DIRECTION: From the material below, list every line containing "JSON".

RECORDS SHOWN:
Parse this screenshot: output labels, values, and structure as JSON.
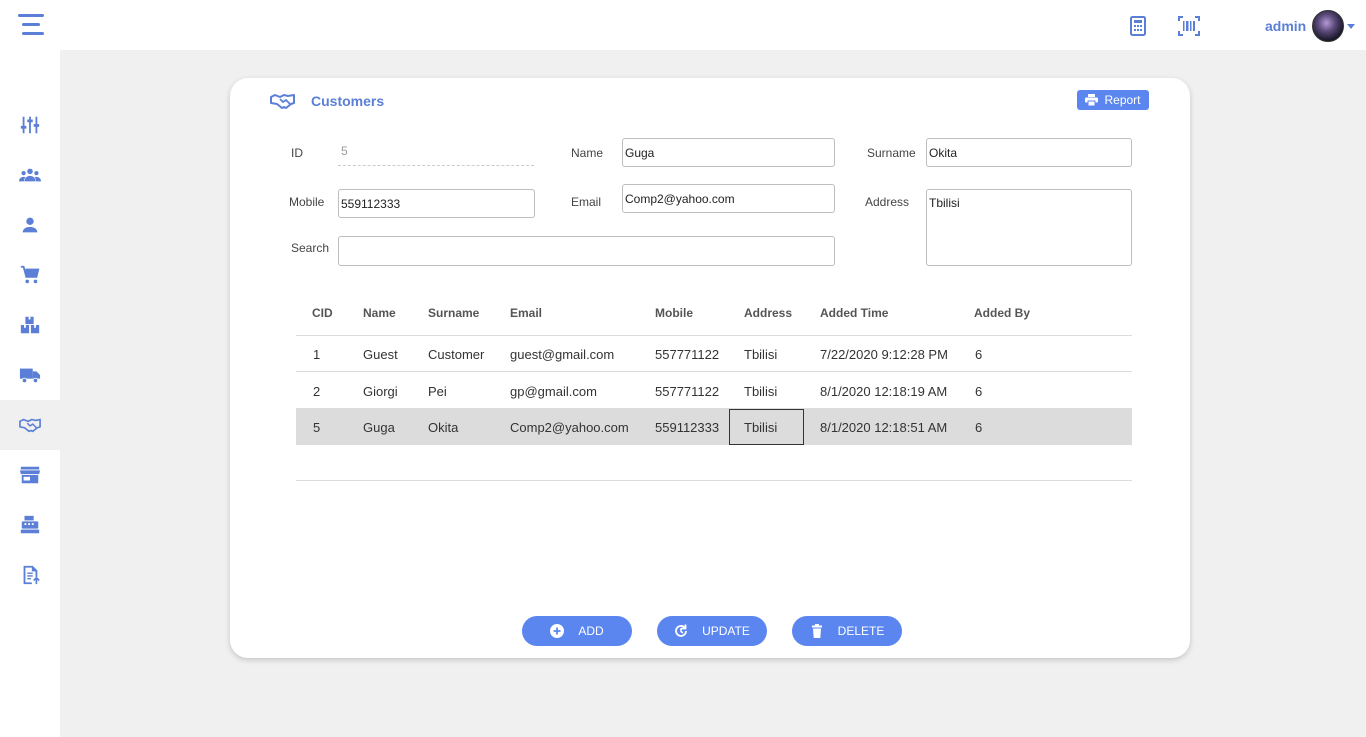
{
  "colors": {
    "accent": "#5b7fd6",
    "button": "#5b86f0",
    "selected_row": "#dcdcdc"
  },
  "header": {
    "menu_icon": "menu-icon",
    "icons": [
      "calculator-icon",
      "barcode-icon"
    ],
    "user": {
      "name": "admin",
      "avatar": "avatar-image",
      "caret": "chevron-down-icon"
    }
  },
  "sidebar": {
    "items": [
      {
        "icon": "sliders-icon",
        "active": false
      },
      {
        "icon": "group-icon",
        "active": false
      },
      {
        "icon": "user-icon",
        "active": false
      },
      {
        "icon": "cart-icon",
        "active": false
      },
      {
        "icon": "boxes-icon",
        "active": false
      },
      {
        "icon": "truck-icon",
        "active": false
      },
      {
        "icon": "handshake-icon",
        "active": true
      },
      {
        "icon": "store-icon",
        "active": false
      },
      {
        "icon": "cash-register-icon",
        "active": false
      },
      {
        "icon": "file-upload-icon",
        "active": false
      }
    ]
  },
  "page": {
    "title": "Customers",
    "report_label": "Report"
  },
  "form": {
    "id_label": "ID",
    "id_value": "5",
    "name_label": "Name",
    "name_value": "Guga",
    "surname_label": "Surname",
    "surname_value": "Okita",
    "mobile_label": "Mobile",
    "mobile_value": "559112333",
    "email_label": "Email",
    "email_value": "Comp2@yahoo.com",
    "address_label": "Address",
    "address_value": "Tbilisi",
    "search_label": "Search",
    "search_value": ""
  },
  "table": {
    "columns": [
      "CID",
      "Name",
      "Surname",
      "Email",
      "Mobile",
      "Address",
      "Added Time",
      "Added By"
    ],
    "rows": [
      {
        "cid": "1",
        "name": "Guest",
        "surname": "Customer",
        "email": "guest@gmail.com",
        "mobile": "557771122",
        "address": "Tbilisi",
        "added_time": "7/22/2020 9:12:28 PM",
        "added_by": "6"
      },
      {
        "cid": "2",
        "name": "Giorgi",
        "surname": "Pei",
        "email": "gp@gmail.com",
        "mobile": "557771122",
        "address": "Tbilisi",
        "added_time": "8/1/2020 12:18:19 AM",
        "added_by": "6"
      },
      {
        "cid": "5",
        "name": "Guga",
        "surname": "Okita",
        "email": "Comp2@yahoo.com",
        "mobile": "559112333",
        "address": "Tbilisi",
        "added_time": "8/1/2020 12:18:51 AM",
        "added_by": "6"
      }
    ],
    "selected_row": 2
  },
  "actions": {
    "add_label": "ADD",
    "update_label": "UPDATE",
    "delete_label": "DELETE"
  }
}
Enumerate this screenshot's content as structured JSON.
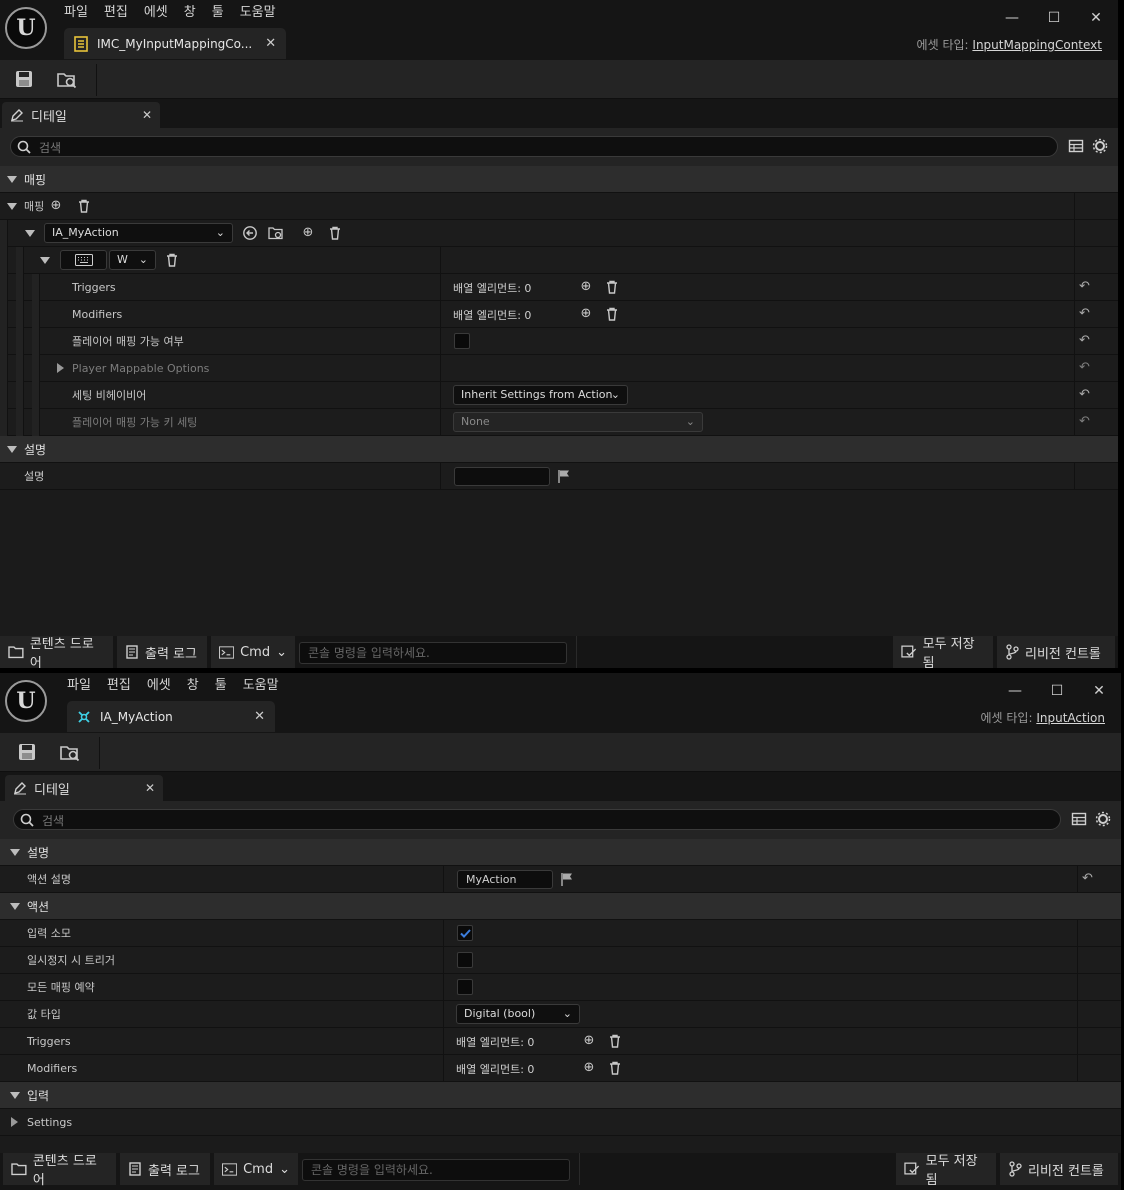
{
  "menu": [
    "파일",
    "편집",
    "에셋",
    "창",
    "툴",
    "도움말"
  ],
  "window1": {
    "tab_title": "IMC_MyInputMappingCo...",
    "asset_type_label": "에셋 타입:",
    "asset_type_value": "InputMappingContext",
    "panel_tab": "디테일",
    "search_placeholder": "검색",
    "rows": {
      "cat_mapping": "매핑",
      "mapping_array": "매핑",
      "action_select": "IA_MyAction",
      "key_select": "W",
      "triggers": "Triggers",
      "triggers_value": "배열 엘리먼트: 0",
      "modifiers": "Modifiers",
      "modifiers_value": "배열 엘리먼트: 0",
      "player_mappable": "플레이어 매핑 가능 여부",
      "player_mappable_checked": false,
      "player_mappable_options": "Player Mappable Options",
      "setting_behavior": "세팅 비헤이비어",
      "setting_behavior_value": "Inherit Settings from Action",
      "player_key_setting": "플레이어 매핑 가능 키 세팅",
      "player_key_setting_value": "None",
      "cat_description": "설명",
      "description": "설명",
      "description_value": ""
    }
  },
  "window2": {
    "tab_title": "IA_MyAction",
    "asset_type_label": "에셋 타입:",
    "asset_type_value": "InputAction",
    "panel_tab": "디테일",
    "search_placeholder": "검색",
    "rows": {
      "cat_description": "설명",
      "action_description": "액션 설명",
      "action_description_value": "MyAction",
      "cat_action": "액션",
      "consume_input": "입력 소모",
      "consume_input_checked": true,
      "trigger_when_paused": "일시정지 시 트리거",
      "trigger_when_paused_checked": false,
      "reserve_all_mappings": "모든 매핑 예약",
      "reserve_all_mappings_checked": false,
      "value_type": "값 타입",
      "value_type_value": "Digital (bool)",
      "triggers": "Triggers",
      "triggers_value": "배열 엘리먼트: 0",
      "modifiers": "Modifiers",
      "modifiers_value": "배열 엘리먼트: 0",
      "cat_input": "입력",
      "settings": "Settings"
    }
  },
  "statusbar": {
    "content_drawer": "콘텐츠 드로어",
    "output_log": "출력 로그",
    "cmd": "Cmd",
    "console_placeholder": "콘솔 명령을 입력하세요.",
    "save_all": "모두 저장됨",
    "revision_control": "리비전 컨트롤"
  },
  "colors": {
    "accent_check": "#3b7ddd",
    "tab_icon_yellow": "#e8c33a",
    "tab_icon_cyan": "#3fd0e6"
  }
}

OUTPUT OF THE TASK:
Parse this screenshot: output labels, values, and structure as JSON.
Enumerate this screenshot's content as structured JSON.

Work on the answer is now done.